[Records contained in a dataset]

──────────

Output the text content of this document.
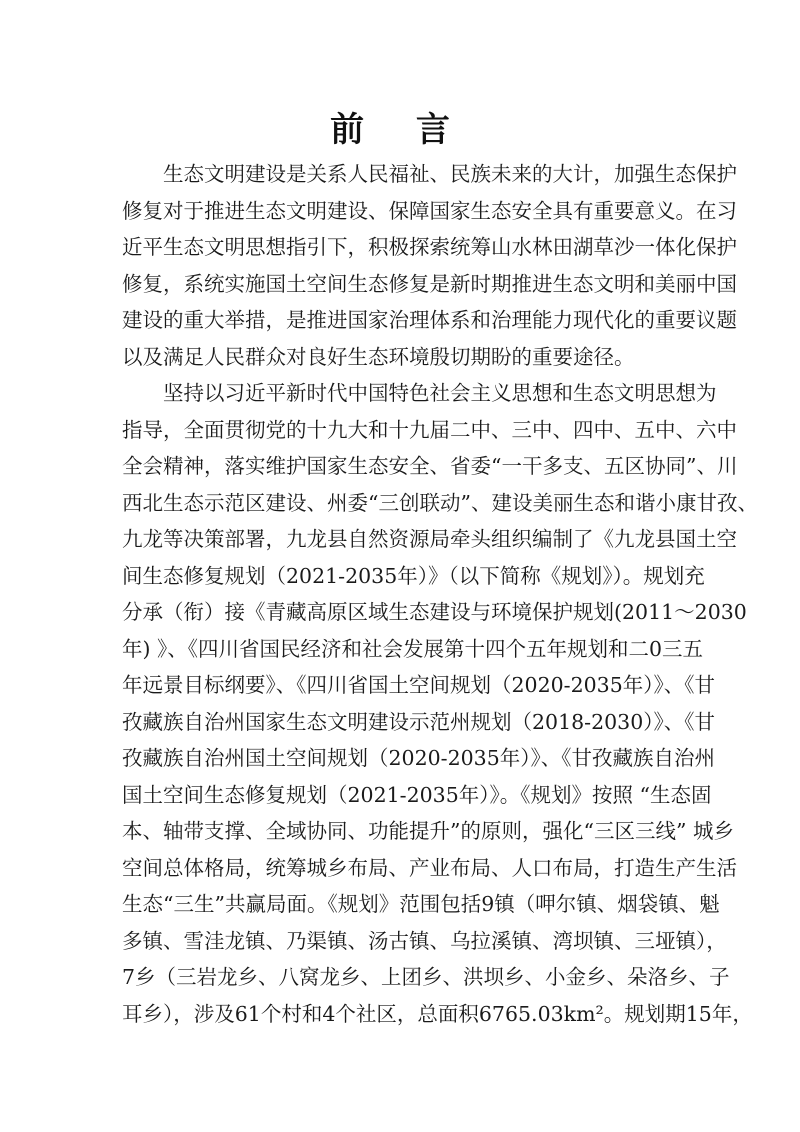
前 言
生态文明建设是关系人民福祉、民族未来的大计，加强生态保护
修复对于推进生态文明建设、保障国家生态安全具有重要意义。在习
近平生态文明思想指引下，积极探索统筹山水林田湖草沙一体化保护
修复，系统实施国土空间生态修复是新时期推进生态文明和美丽中国
建设的重大举措，是推进国家治理体系和治理能力现代化的重要议题
以及满足人民群众对良好生态环境殷切期盼的重要途径。
坚持以习近平新时代中国特色社会主义思想和生态文明思想为
指导，全面贯彻党的十九大和十九届二中、三中、四中、五中、六中
全会精神，落实维护国家生态安全、省委“一干多支、五区协同”、川
西北生态示范区建设、州委“三创联动”、建设美丽生态和谐小康甘孜、
九龙等决策部署，九龙县自然资源局牵头组织编制了《九龙县国土空
间生态修复规划（2021-2035年）》（以下简称《规划》）。规划充
分承（衔）接《青藏高原区域生态建设与环境保护规划(2011～2030
年) 》、《四川省国民经济和社会发展第十四个五年规划和二0三五
年远景目标纲要》、《四川省国土空间规划（2020-2035年）》、《甘
孜藏族自治州国家生态文明建设示范州规划（2018-2030）》、《甘
孜藏族自治州国土空间规划（2020-2035年）》、《甘孜藏族自治州
国土空间生态修复规划（2021-2035年）》。《规划》按照 “生态固
本、轴带支撑、全域协同、功能提升”的原则，强化“三区三线” 城乡
空间总体格局，统筹城乡布局、产业布局、人口布局，打造生产生活
生态“三生”共赢局面。《规划》范围包括9镇（呷尔镇、烟袋镇、魁
多镇、雪洼龙镇、乃渠镇、汤古镇、乌拉溪镇、湾坝镇、三垭镇），
7乡（三岩龙乡、八窝龙乡、上团乡、洪坝乡、小金乡、朵洛乡、子
耳乡），涉及61个村和4个社区，总面积6765.03km²。规划期15年，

──────────

What to do - All the records above need to be given again word for word. Skip the pictures.

Reply -
Output the text content of this document.
前 言
生态文明建设是关系人民福祉、民族未来的大计，加强生态保护
修复对于推进生态文明建设、保障国家生态安全具有重要意义。在习
近平生态文明思想指引下，积极探索统筹山水林田湖草沙一体化保护
修复，系统实施国土空间生态修复是新时期推进生态文明和美丽中国
建设的重大举措，是推进国家治理体系和治理能力现代化的重要议题
以及满足人民群众对良好生态环境殷切期盼的重要途径。
坚持以习近平新时代中国特色社会主义思想和生态文明思想为
指导，全面贯彻党的十九大和十九届二中、三中、四中、五中、六中
全会精神，落实维护国家生态安全、省委“一干多支、五区协同”、川
西北生态示范区建设、州委“三创联动”、建设美丽生态和谐小康甘孜、
九龙等决策部署，九龙县自然资源局牵头组织编制了《九龙县国土空
间生态修复规划（2021-2035年）》（以下简称《规划》）。规划充
分承（衔）接《青藏高原区域生态建设与环境保护规划(2011～2030
年) 》、《四川省国民经济和社会发展第十四个五年规划和二0三五
年远景目标纲要》、《四川省国土空间规划（2020-2035年）》、《甘
孜藏族自治州国家生态文明建设示范州规划（2018-2030）》、《甘
孜藏族自治州国土空间规划（2020-2035年）》、《甘孜藏族自治州
国土空间生态修复规划（2021-2035年）》。《规划》按照 “生态固
本、轴带支撑、全域协同、功能提升”的原则，强化“三区三线” 城乡
空间总体格局，统筹城乡布局、产业布局、人口布局，打造生产生活
生态“三生”共赢局面。《规划》范围包括9镇（呷尔镇、烟袋镇、魁
多镇、雪洼龙镇、乃渠镇、汤古镇、乌拉溪镇、湾坝镇、三垭镇），
7乡（三岩龙乡、八窝龙乡、上团乡、洪坝乡、小金乡、朵洛乡、子
耳乡），涉及61个村和4个社区，总面积6765.03km²。规划期15年，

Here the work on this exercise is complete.